== INPUT MATERIAL
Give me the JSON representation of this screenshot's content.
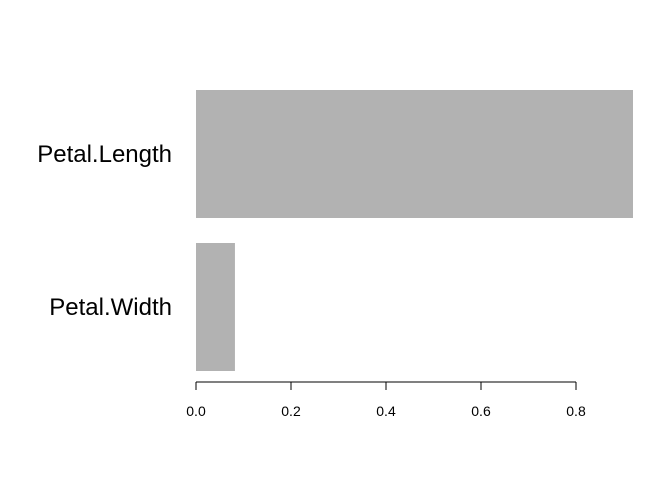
{
  "chart_data": {
    "type": "bar",
    "orientation": "horizontal",
    "categories": [
      "Petal.Length",
      "Petal.Width"
    ],
    "values": [
      0.92,
      0.082
    ],
    "x_ticks": [
      "0.0",
      "0.2",
      "0.4",
      "0.6",
      "0.8"
    ],
    "xlim": [
      0,
      0.92
    ],
    "bar_color": "#b2b2b2",
    "grid": false,
    "legend": "none",
    "title": "",
    "xlabel": "",
    "ylabel": ""
  }
}
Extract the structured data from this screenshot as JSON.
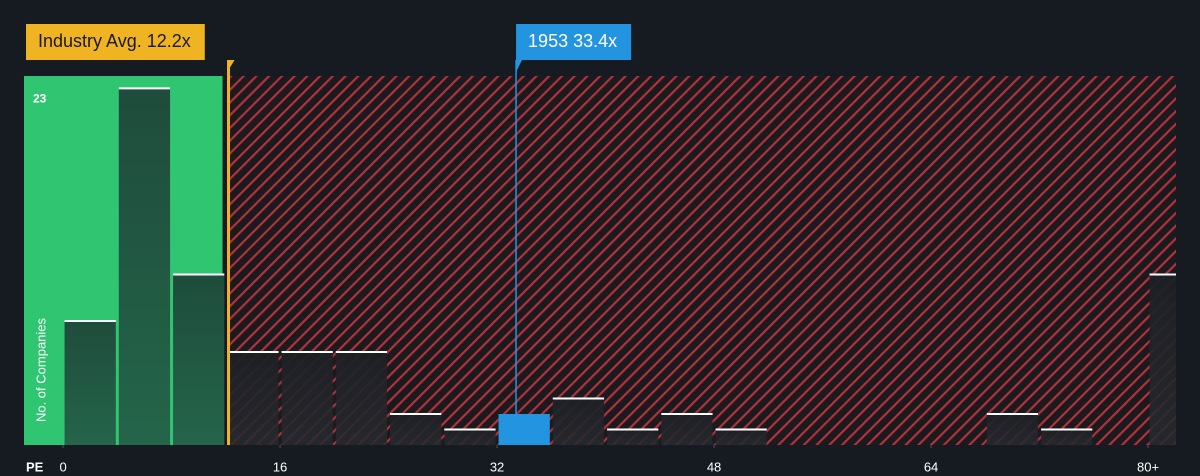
{
  "chart_data": {
    "type": "histogram",
    "x_label": "PE",
    "y_label": "No. of Companies",
    "bins": [
      0,
      4,
      8,
      12,
      16,
      20,
      24,
      28,
      32,
      36,
      40,
      44,
      48,
      52,
      56,
      60,
      64,
      68,
      72,
      76,
      80,
      84
    ],
    "values": [
      8,
      23,
      11,
      6,
      6,
      6,
      2,
      1,
      2,
      3,
      1,
      2,
      1,
      0,
      0,
      0,
      0,
      2,
      1,
      0,
      11
    ],
    "xlim": [
      -2.88,
      82.06
    ],
    "ylim": [
      0,
      23.8
    ],
    "xticks": [
      0,
      16,
      32,
      48,
      64,
      {
        "value": 80,
        "label": "80+"
      }
    ],
    "yticks": [
      23
    ],
    "highlight_bin": 8,
    "highlight_color": "#2394e0",
    "annotations": [
      {
        "text": "Industry Avg. 12.2x",
        "value": 12.2,
        "color": "#f0b322"
      },
      {
        "text": "1953 33.4x",
        "value": 33.4,
        "color": "#2394e0"
      }
    ]
  }
}
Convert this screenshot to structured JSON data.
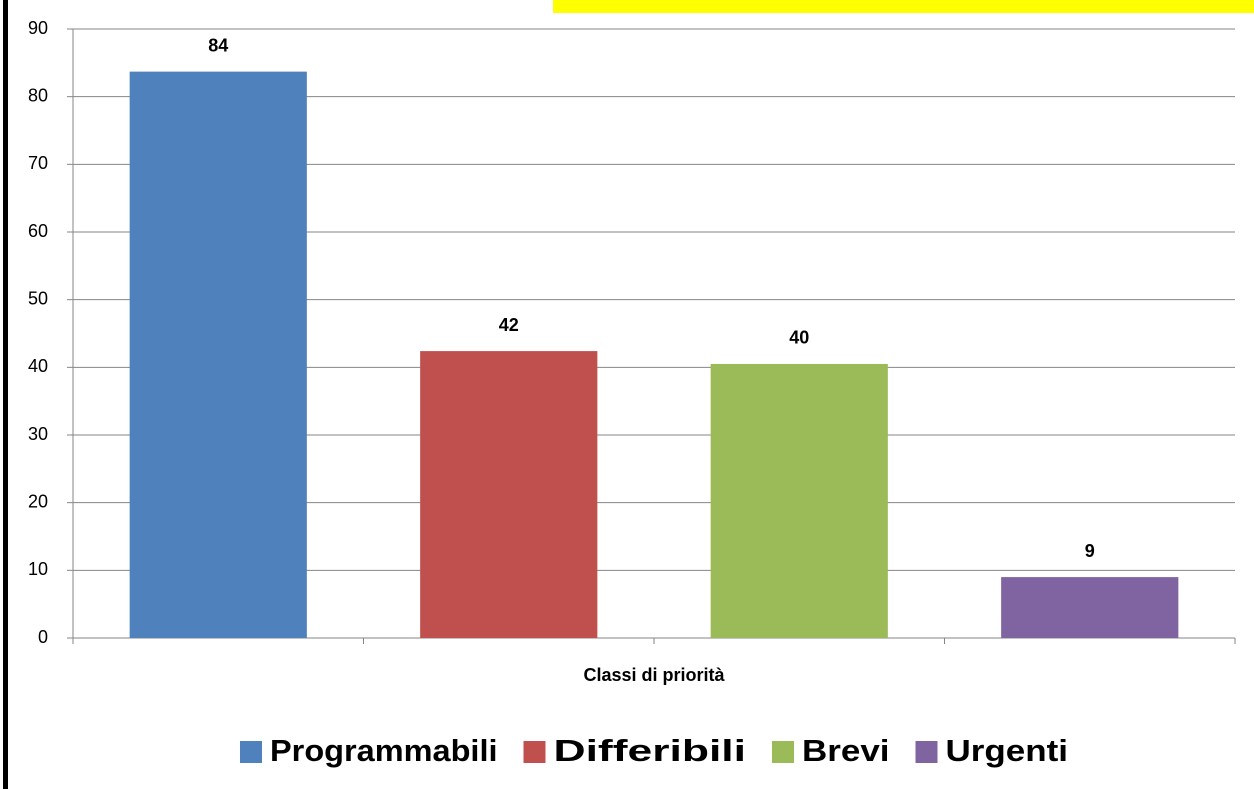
{
  "chart_data": {
    "type": "bar",
    "x_label": "Classi di priorità",
    "categories": [
      "Programmabili",
      "Differibili",
      "Brevi",
      "Urgenti"
    ],
    "values": [
      83.7,
      42.4,
      40.5,
      9
    ],
    "value_labels": [
      "84",
      "42",
      "40",
      "9"
    ],
    "colors": [
      "#4f81bd",
      "#c0504d",
      "#9bbb59",
      "#8064a2"
    ],
    "ylim": [
      0,
      90
    ],
    "yticks": [
      0,
      10,
      20,
      30,
      40,
      50,
      60,
      70,
      80,
      90
    ],
    "grid": true,
    "legend": "bottom"
  }
}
====
▸ **WHAT IS ASKED**
Your task is to copy word for word the lines from the line containing "Convert this screenshot" to the end of the listing, both included, and to drop any pictures.

▸ **RESPONSE**
Convert this screenshot to structured JSON data.
{
  "chart_data": {
    "type": "bar",
    "x_label": "Classi di priorità",
    "categories": [
      "Programmabili",
      "Differibili",
      "Brevi",
      "Urgenti"
    ],
    "values": [
      83.7,
      42.4,
      40.5,
      9
    ],
    "value_labels": [
      "84",
      "42",
      "40",
      "9"
    ],
    "colors": [
      "#4f81bd",
      "#c0504d",
      "#9bbb59",
      "#8064a2"
    ],
    "ylim": [
      0,
      90
    ],
    "yticks": [
      0,
      10,
      20,
      30,
      40,
      50,
      60,
      70,
      80,
      90
    ],
    "grid": true,
    "legend": "bottom"
  }
}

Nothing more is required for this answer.